Goal :: Find how many lines of the listing include the string "javascript", and report only that figure.
===
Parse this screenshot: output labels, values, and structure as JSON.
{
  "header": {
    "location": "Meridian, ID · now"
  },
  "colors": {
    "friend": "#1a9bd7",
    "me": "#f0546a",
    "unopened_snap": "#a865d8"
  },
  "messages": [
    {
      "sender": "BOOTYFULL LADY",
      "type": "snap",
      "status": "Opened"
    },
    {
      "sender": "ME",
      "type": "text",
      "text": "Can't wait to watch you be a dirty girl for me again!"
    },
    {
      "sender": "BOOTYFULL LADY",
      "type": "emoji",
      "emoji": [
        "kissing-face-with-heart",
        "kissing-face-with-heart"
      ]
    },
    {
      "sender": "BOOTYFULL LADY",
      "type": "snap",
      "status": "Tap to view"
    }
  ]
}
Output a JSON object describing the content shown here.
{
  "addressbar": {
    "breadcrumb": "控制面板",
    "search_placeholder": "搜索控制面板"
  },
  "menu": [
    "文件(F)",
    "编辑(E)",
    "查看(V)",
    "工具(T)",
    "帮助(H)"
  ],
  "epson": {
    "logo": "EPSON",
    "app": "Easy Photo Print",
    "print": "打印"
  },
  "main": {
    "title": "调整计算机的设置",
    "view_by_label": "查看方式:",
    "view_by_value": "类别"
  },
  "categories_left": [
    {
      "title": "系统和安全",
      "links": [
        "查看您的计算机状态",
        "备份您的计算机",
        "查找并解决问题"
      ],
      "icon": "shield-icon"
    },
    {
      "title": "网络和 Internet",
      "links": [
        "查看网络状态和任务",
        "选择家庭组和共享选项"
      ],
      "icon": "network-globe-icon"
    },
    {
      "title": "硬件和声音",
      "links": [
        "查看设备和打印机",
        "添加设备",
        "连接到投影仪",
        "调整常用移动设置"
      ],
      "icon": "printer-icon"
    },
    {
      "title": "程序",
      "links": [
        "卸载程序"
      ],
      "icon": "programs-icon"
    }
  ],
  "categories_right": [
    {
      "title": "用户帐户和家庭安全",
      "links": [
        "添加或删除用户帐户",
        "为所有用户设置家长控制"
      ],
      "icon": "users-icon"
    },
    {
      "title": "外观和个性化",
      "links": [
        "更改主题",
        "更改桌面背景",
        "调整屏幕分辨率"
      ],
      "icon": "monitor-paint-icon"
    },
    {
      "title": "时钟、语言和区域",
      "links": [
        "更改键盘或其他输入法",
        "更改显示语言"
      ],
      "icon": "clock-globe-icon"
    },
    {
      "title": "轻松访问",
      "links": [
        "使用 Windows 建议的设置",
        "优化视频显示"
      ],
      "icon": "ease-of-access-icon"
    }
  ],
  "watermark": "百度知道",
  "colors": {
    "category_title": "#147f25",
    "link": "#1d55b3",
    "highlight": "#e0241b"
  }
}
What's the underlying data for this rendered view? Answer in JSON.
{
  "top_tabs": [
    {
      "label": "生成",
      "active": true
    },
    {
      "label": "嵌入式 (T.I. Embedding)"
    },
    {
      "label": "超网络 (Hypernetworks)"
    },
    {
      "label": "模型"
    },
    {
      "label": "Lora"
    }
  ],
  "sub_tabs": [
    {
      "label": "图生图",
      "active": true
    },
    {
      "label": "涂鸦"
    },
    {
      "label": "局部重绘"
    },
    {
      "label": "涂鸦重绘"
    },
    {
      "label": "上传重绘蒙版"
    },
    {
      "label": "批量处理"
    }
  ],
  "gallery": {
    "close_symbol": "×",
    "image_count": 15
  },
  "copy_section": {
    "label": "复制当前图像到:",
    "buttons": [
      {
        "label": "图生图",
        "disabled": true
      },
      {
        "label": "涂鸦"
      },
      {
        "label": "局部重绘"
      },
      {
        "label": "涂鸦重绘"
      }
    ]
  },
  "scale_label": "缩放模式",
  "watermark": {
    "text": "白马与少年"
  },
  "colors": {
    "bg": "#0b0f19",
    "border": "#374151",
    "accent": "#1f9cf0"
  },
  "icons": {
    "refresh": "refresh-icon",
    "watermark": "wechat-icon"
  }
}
===
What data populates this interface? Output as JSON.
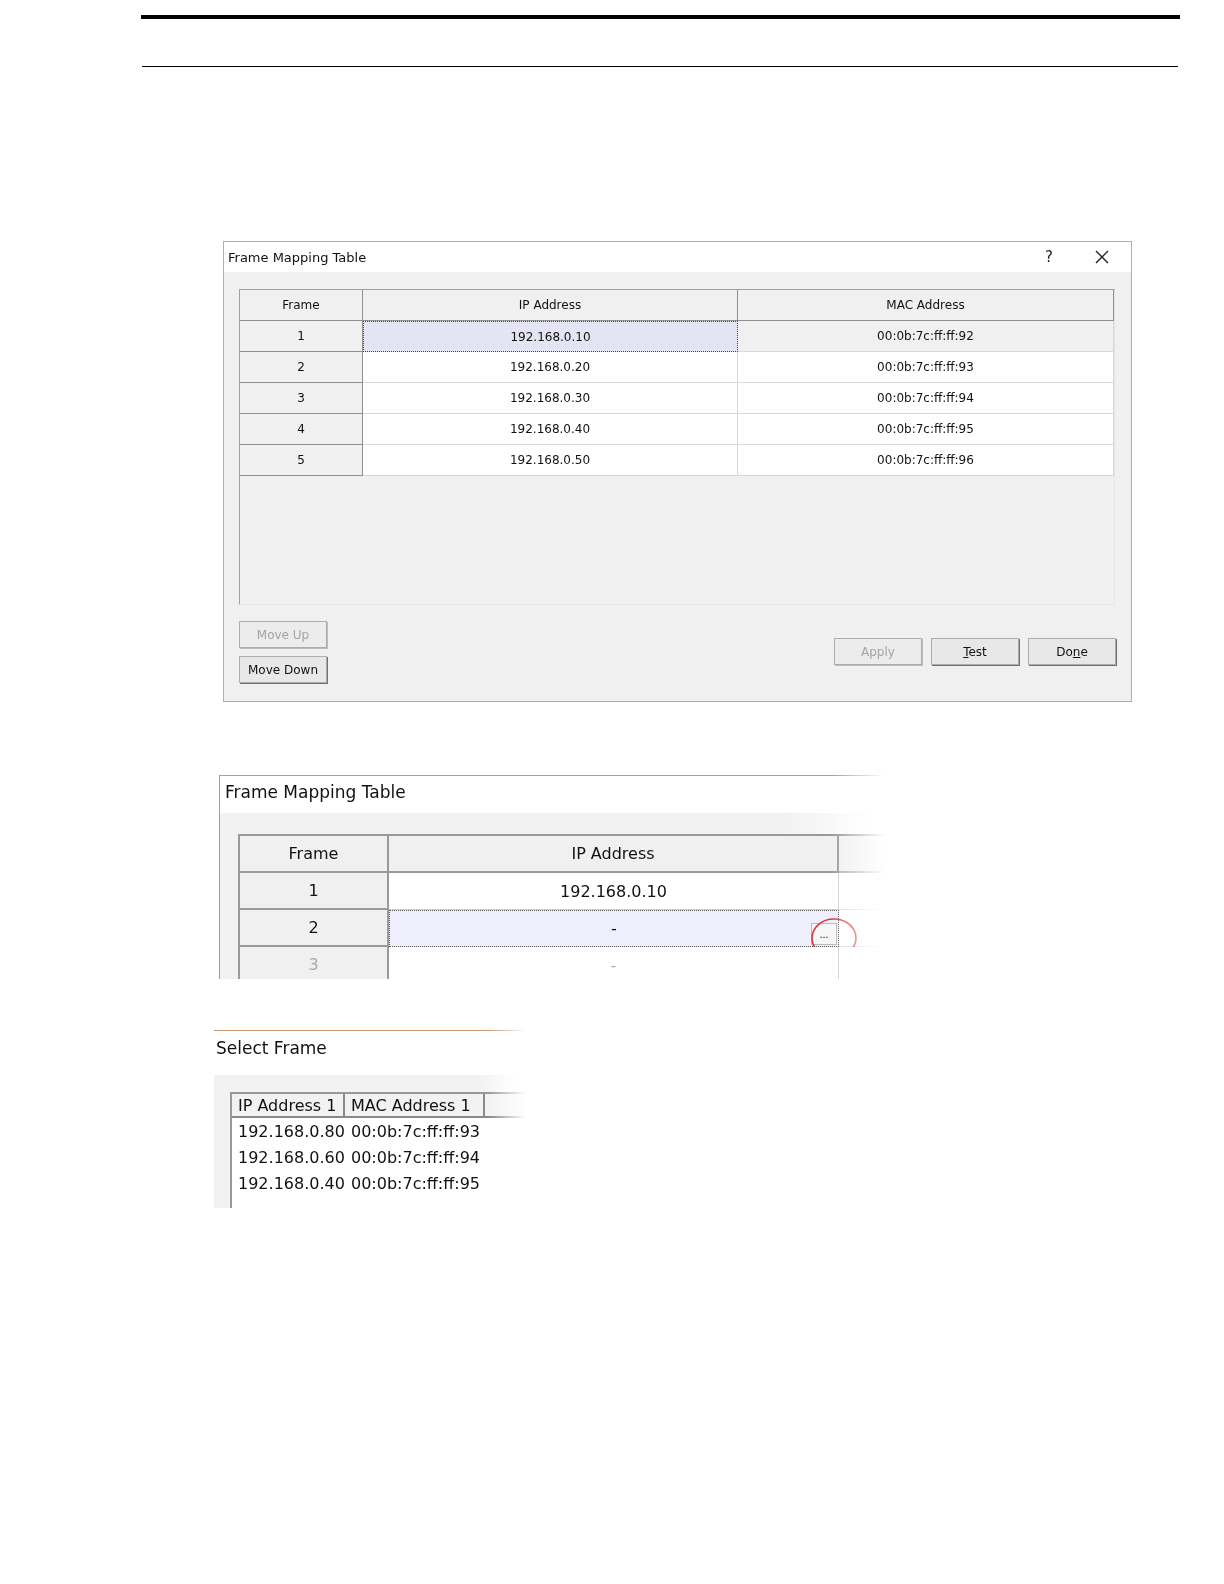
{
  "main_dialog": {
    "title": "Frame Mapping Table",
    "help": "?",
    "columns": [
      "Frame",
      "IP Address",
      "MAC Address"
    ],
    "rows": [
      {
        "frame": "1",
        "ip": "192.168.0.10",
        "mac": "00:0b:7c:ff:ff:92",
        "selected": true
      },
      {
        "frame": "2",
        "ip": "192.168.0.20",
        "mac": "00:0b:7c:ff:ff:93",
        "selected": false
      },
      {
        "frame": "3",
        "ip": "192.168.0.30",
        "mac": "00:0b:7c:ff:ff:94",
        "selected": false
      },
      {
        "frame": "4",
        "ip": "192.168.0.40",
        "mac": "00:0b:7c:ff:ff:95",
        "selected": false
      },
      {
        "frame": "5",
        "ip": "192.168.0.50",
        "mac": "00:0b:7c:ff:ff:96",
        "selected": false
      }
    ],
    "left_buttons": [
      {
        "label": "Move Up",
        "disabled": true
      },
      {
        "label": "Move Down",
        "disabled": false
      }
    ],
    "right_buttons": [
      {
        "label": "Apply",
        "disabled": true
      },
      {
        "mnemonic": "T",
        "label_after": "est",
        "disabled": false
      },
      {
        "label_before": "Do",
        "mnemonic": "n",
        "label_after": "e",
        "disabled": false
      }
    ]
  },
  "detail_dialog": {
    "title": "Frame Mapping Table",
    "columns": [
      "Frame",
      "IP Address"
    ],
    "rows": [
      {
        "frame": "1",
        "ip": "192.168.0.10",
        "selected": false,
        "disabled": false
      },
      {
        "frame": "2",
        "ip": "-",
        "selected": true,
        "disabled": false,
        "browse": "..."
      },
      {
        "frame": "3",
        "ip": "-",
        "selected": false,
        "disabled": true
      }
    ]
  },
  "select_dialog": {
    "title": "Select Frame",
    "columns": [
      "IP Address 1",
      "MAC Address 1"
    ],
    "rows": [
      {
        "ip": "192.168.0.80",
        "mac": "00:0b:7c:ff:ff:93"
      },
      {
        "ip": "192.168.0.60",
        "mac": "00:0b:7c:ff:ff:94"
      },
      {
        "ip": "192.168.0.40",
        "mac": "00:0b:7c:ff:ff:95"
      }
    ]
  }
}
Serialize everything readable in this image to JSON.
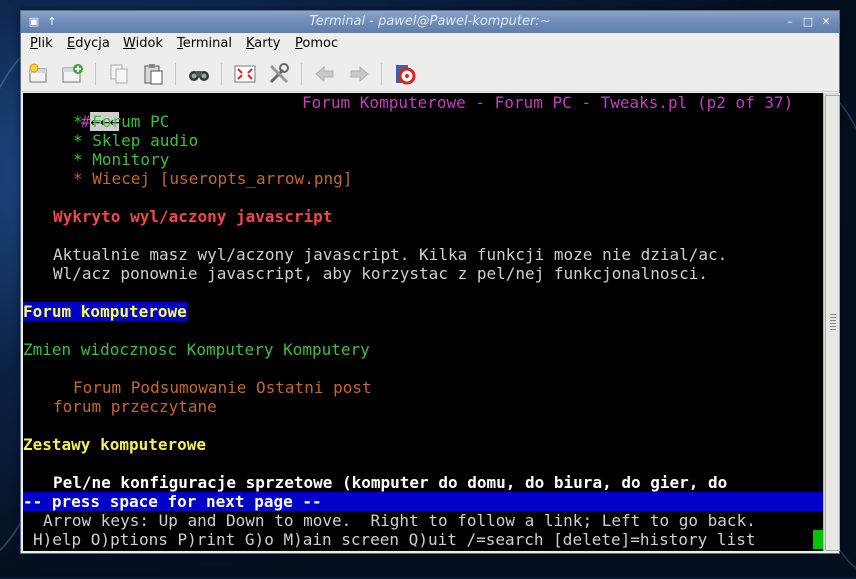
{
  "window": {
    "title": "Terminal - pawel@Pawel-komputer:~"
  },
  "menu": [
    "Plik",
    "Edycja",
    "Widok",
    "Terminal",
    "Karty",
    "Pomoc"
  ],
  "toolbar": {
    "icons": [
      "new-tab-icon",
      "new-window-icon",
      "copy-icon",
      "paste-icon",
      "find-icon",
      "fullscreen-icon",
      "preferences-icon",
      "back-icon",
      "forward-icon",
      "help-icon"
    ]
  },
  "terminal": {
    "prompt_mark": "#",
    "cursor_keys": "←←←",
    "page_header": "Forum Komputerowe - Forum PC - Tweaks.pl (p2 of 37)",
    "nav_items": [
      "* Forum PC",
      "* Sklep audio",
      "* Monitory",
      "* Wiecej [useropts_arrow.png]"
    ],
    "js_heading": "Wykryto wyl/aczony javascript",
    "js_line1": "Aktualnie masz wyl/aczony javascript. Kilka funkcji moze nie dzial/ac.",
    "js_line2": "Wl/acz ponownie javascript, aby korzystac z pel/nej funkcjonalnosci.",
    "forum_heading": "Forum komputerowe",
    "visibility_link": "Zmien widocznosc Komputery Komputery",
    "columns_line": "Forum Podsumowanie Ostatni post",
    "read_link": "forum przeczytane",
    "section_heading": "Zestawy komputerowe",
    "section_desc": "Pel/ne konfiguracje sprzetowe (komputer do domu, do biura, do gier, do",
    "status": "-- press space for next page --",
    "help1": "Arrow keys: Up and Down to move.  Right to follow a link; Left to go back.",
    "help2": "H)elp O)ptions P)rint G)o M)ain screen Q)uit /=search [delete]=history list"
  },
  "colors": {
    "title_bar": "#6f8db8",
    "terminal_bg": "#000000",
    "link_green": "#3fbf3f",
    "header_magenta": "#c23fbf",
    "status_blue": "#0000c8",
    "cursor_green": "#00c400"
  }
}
===
Written answer :: 3